=== What needs to be done ===
Return every line of the records below verbatim, with no pictures in the copy.

------ Materials provided ------

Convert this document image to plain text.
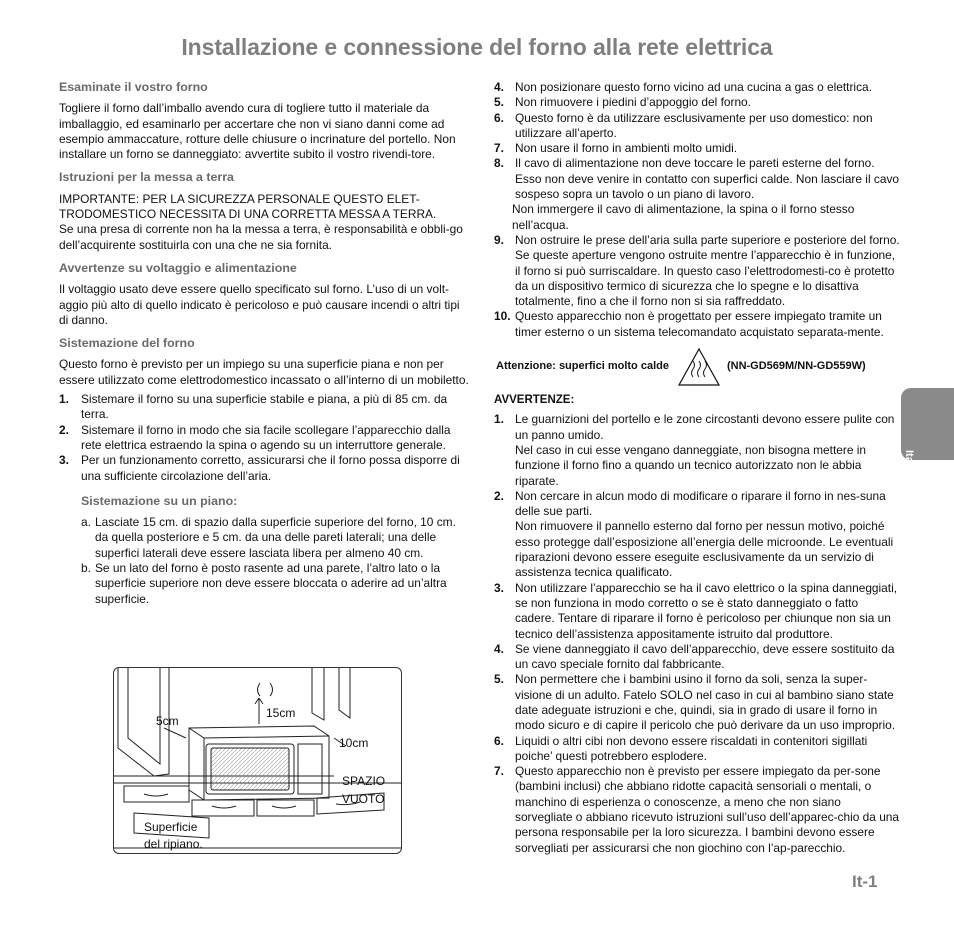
Installazione e connessione del forno alla rete elettrica
Esaminate il vostro forno

Togliere il forno dall’imballo avendo cura di togliere tutto il materiale da imballaggio, ed esaminarlo per accertare che non vi siano danni come ad esempio ammaccature, rotture delle chiusure o incrinature del portello. Non installare un forno se danneggiato: avvertite subito il vostro rivendi-tore.

Istruzioni per la messa a terra

IMPORTANTE: PER LA SICUREZZA PERSONALE QUESTO ELET-TRODOMESTICO NECESSITA DI UNA CORRETTA MESSA A TERRA.

Se una presa di corrente non ha la messa a terra, è responsabilità e obbli-go dell’acquirente sostituirla con una che ne sia fornita.

Avvertenze su voltaggio e alimentazione

Il voltaggio usato deve essere quello specificato sul forno. L’uso di un volt-aggio più alto di quello indicato è pericoloso e può causare incendi o altri tipi di danno.

Sistemazione del forno

Questo forno è previsto per un impiego su una superficie piana e non per essere utilizzato come elettrodomestico incassato o all’interno di un mobiletto.

1. Sistemare il forno su una superficie stabile e piana, a più di 85 cm. da terra.
2. Sistemare il forno in modo che sia facile scollegare l’apparecchio dalla rete elettrica estraendo la spina o agendo su un interruttore generale.
3. Per un funzionamento corretto, assicurarsi che il forno possa disporre di una sufficiente circolazione dell’aria.
Sistemazione su un piano:
a. Lasciate 15 cm. di spazio dalla superficie superiore del forno, 10 cm. da quella posteriore e 5 cm. da una delle pareti laterali; una delle superfici laterali deve essere lasciata libera per almeno 40 cm.
b. Se un lato del forno è posto rasente ad una parete, l’altro lato o la superficie superiore non deve essere bloccata o aderire ad un’altra superficie.
5cm
15cm
10cm
SPAZIO
VUOTO
Superficie
del ripiano.
4. Non posizionare questo forno vicino ad una cucina a gas o elettrica.
5. Non rimuovere i piedini d’appoggio del forno.
6. Questo forno è da utilizzare esclusivamente per uso domestico: non utilizzare all’aperto.
7. Non usare il forno in ambienti molto umidi.
8. Il cavo di alimentazione non deve toccare le pareti esterne del forno. Esso non deve venire in contatto con superfici calde. Non lasciare il cavo sospeso sopra un tavolo o un piano di lavoro.

Non immergere il cavo di alimentazione, la spina o il forno stesso nell’acqua.

9. Non ostruire le prese dell’aria sulla parte superiore e posteriore del forno. Se queste aperture vengono ostruite mentre l’apparecchio è in funzione, il forno si può surriscaldare. In questo caso l’elettrodomesti-co è protetto da un dispositivo termico di sicurezza che lo spegne e lo disattiva totalmente, fino a che il forno non si sia raffreddato.
10. Questo apparecchio non è progettato per essere impiegato tramite un timer esterno o un sistema telecomandato acquistato separata-mente.
Attenzione: superfici molto calde	(NN-GD569M/NN-GD559W)
AVVERTENZE:
1. Le guarnizioni del portello e le zone circostanti devono essere pulite con un panno umido.
Nel caso in cui esse vengano danneggiate, non bisogna mettere in funzione il forno fino a quando un tecnico autorizzato non le abbia riparate.
2. Non cercare in alcun modo di modificare o riparare il forno in nes-suna delle sue parti.
Non rimuovere il pannello esterno dal forno per nessun motivo, poiché esso protegge dall’esposizione all’energia delle microonde. Le eventuali riparazioni devono essere eseguite esclusivamente da un servizio di assistenza tecnica qualificato.
3. Non utilizzare l’apparecchio se ha il cavo elettrico o la spina danneggiati, se non funziona in modo corretto o se è stato danneggiato o fatto cadere. Tentare di riparare il forno è pericoloso per chiunque non sia un tecnico dell’assistenza appositamente istruito dal produttore.
4. Se viene danneggiato il cavo dell’apparecchio, deve essere sostituito da un cavo speciale fornito dal fabbricante.
5. Non permettere che i bambini usino il forno da soli, senza la super-visione di un adulto. Fatelo SOLO nel caso in cui al bambino siano state date adeguate istruzioni e che, quindi, sia in grado di usare il forno in modo sicuro e di capire il pericolo che può derivare da un uso improprio.
6. Liquidi o altri cibi non devono essere riscaldati in contenitori sigillati poiche’ questi potrebbero esplodere.
7. Questo apparecchio non è previsto per essere impiegato da per-sone (bambini inclusi) che abbiano ridotte capacità sensoriali o mentali, o manchino di esperienza o conoscenze, a meno che non siano sorvegliate o abbiano ricevuto istruzioni sull’uso dell’apparec-chio da una persona responsabile per la loro sicurezza. I bambini devono essere sorvegliati per assicurarsi che non giochino con l’ap-parecchio.
Italiano
It-1
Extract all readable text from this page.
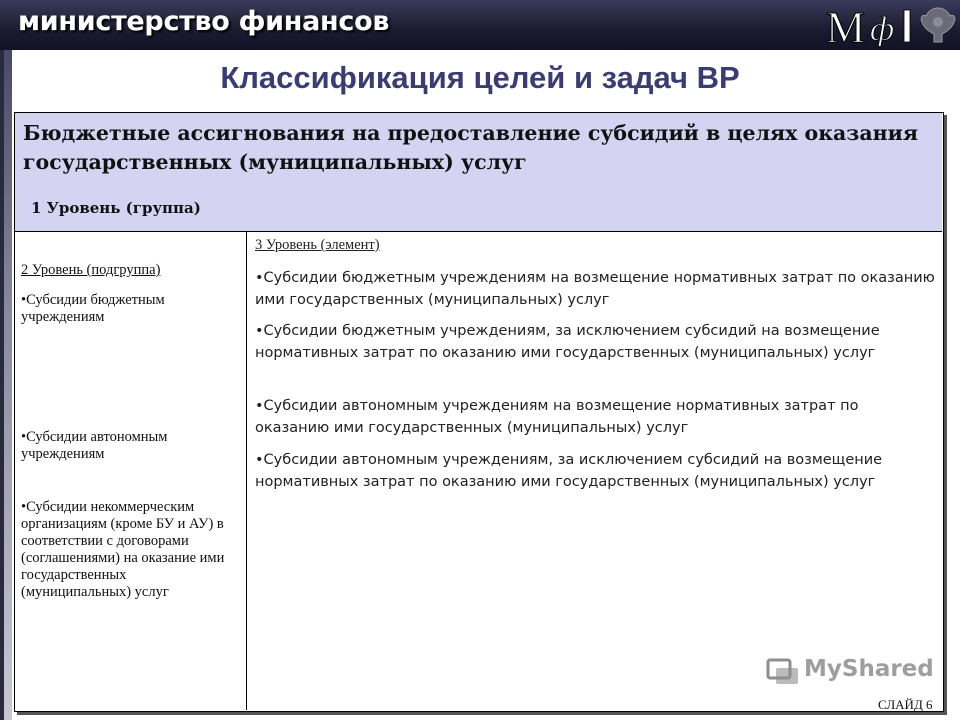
министерство финансов	М ф
Классификация целей и задач ВР
Бюджетные ассигнования на предоставление субсидий в целях оказания государственных (муниципальных) услуг
1 Уровень (группа)
2 Уровень (подгруппа)
•Субсидии бюджетным учреждениям
•Субсидии автономным учреждениям
•Субсидии некоммерческим организациям (кроме БУ и АУ) в соответствии с договорами (соглашениями) на оказание ими государственных (муниципальных) услуг
3 Уровень (элемент)
•Субсидии бюджетным учреждениям на возмещение нормативных затрат по оказанию ими государственных (муниципальных) услуг
•Субсидии бюджетным учреждениям, за исключением субсидий на возмещение нормативных затрат по оказанию ими государственных (муниципальных) услуг
•Субсидии автономным учреждениям на возмещение нормативных затрат по оказанию ими государственных (муниципальных) услуг
•Субсидии автономным учреждениям, за исключением субсидий на возмещение нормативных затрат по оказанию ими государственных (муниципальных) услуг
MyShared
СЛАЙД 6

------

=== Full response ===
Convert this document image to plain text.
Installazione e connessione del forno alla rete elettrica
Esaminate il vostro forno

Togliere il forno dall’imballo avendo cura di togliere tutto il materiale da imballaggio, ed esaminarlo per accertare che non vi siano danni come ad esempio ammaccature, rotture delle chiusure o incrinature del portello. Non installare un forno se danneggiato: avvertite subito il vostro rivendi-tore.

Istruzioni per la messa a terra

IMPORTANTE: PER LA SICUREZZA PERSONALE QUESTO ELET-TRODOMESTICO NECESSITA DI UNA CORRETTA MESSA A TERRA.

Se una presa di corrente non ha la messa a terra, è responsabilità e obbli-go dell’acquirente sostituirla con una che ne sia fornita.

Avvertenze su voltaggio e alimentazione

Il voltaggio usato deve essere quello specificato sul forno. L’uso di un volt-aggio più alto di quello indicato è pericoloso e può causare incendi o altri tipi di danno.

Sistemazione del forno

Questo forno è previsto per un impiego su una superficie piana e non per essere utilizzato come elettrodomestico incassato o all’interno di un mobiletto.

1. Sistemare il forno su una superficie stabile e piana, a più di 85 cm. da terra.
2. Sistemare il forno in modo che sia facile scollegare l’apparecchio dalla rete elettrica estraendo la spina o agendo su un interruttore generale.
3. Per un funzionamento corretto, assicurarsi che il forno possa disporre di una sufficiente circolazione dell’aria.
Sistemazione su un piano:
a. Lasciate 15 cm. di spazio dalla superficie superiore del forno, 10 cm. da quella posteriore e 5 cm. da una delle pareti laterali; una delle superfici laterali deve essere lasciata libera per almeno 40 cm.
b. Se un lato del forno è posto rasente ad una parete, l’altro lato o la superficie superiore non deve essere bloccata o aderire ad un’altra superficie.
5cm
15cm
10cm
SPAZIO
VUOTO
Superficie
del ripiano.
4. Non posizionare questo forno vicino ad una cucina a gas o elettrica.
5. Non rimuovere i piedini d’appoggio del forno.
6. Questo forno è da utilizzare esclusivamente per uso domestico: non utilizzare all’aperto.
7. Non usare il forno in ambienti molto umidi.
8. Il cavo di alimentazione non deve toccare le pareti esterne del forno. Esso non deve venire in contatto con superfici calde. Non lasciare il cavo sospeso sopra un tavolo o un piano di lavoro.

Non immergere il cavo di alimentazione, la spina o il forno stesso nell’acqua.

9. Non ostruire le prese dell’aria sulla parte superiore e posteriore del forno. Se queste aperture vengono ostruite mentre l’apparecchio è in funzione, il forno si può surriscaldare. In questo caso l’elettrodomesti-co è protetto da un dispositivo termico di sicurezza che lo spegne e lo disattiva totalmente, fino a che il forno non si sia raffreddato.
10. Questo apparecchio non è progettato per essere impiegato tramite un timer esterno o un sistema telecomandato acquistato separata-mente.
Attenzione: superfici molto calde	(NN-GD569M/NN-GD559W)
AVVERTENZE:
1. Le guarnizioni del portello e le zone circostanti devono essere pulite con un panno umido.
Nel caso in cui esse vengano danneggiate, non bisogna mettere in funzione il forno fino a quando un tecnico autorizzato non le abbia riparate.
2. Non cercare in alcun modo di modificare o riparare il forno in nes-suna delle sue parti.
Non rimuovere il pannello esterno dal forno per nessun motivo, poiché esso protegge dall’esposizione all’energia delle microonde. Le eventuali riparazioni devono essere eseguite esclusivamente da un servizio di assistenza tecnica qualificato.
3. Non utilizzare l’apparecchio se ha il cavo elettrico o la spina danneggiati, se non funziona in modo corretto o se è stato danneggiato o fatto cadere. Tentare di riparare il forno è pericoloso per chiunque non sia un tecnico dell’assistenza appositamente istruito dal produttore.
4. Se viene danneggiato il cavo dell’apparecchio, deve essere sostituito da un cavo speciale fornito dal fabbricante.
5. Non permettere che i bambini usino il forno da soli, senza la super-visione di un adulto. Fatelo SOLO nel caso in cui al bambino siano state date adeguate istruzioni e che, quindi, sia in grado di usare il forno in modo sicuro e di capire il pericolo che può derivare da un uso improprio.
6. Liquidi o altri cibi non devono essere riscaldati in contenitori sigillati poiche’ questi potrebbero esplodere.
7. Questo apparecchio non è previsto per essere impiegato da per-sone (bambini inclusi) che abbiano ridotte capacità sensoriali o mentali, o manchino di esperienza o conoscenze, a meno che non siano sorvegliate o abbiano ricevuto istruzioni sull’uso dell’apparec-chio da una persona responsabile per la loro sicurezza. I bambini devono essere sorvegliati per assicurarsi che non giochino con l’ap-parecchio.
Italiano
It-1
Extract all readable text from this page.
министерство финансов	М ф
Классификация целей и задач ВР
Бюджетные ассигнования на предоставление субсидий в целях оказания государственных (муниципальных) услуг
1 Уровень (группа)
2 Уровень (подгруппа)
•Субсидии бюджетным учреждениям
•Субсидии автономным учреждениям
•Субсидии некоммерческим организациям (кроме БУ и АУ) в соответствии с договорами (соглашениями) на оказание ими государственных (муниципальных) услуг
3 Уровень (элемент)
•Субсидии бюджетным учреждениям на возмещение нормативных затрат по оказанию ими государственных (муниципальных) услуг
•Субсидии бюджетным учреждениям, за исключением субсидий на возмещение нормативных затрат по оказанию ими государственных (муниципальных) услуг
•Субсидии автономным учреждениям на возмещение нормативных затрат по оказанию ими государственных (муниципальных) услуг
•Субсидии автономным учреждениям, за исключением субсидий на возмещение нормативных затрат по оказанию ими государственных (муниципальных) услуг
MyShared
СЛАЙД 6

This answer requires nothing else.